Find all the lines with "Primary" and gather them.

Data excerpts

--- --- ---

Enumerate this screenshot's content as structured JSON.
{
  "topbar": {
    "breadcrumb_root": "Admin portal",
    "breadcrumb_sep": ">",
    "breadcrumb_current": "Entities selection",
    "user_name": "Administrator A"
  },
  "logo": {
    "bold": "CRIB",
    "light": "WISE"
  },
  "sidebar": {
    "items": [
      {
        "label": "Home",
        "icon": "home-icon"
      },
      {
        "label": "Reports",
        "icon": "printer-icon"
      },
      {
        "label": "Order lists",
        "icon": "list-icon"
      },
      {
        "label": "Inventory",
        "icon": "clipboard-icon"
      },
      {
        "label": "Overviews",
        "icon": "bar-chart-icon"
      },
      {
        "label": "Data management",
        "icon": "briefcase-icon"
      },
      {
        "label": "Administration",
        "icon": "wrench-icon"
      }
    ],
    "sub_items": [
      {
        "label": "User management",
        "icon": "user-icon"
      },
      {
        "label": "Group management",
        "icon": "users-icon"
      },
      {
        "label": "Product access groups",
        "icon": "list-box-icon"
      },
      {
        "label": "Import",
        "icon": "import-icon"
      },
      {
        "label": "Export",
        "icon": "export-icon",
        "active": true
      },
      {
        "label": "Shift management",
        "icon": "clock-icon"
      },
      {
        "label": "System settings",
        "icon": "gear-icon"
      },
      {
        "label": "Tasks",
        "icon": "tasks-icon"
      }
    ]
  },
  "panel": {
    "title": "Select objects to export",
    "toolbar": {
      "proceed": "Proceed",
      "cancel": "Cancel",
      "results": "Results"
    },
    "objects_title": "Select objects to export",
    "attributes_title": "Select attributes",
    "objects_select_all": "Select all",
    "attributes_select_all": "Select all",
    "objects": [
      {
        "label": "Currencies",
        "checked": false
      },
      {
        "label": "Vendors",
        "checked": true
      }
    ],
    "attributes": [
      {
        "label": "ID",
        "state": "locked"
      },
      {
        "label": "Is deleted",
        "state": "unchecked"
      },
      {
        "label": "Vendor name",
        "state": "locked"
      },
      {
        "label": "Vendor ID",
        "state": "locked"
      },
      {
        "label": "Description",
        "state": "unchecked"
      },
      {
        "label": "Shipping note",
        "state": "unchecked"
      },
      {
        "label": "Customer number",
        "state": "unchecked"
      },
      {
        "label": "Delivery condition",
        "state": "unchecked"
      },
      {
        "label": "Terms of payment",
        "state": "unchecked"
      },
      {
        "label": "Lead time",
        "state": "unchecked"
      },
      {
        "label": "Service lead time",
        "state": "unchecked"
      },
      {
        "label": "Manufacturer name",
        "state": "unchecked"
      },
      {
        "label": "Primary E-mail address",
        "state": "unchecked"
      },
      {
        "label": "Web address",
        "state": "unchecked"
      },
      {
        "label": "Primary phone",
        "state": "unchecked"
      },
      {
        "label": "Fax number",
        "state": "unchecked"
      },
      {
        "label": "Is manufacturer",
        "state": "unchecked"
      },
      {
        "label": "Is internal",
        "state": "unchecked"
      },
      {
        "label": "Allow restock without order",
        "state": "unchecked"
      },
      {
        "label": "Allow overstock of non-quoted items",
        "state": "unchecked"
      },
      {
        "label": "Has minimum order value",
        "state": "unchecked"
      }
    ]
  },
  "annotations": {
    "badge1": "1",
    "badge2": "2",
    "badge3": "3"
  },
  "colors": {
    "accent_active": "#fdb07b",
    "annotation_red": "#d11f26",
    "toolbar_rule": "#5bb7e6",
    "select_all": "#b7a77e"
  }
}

--- --- ---

**FULL ANSWER:**
        "label": "Primary E-mail address",
        "label": "Primary phone",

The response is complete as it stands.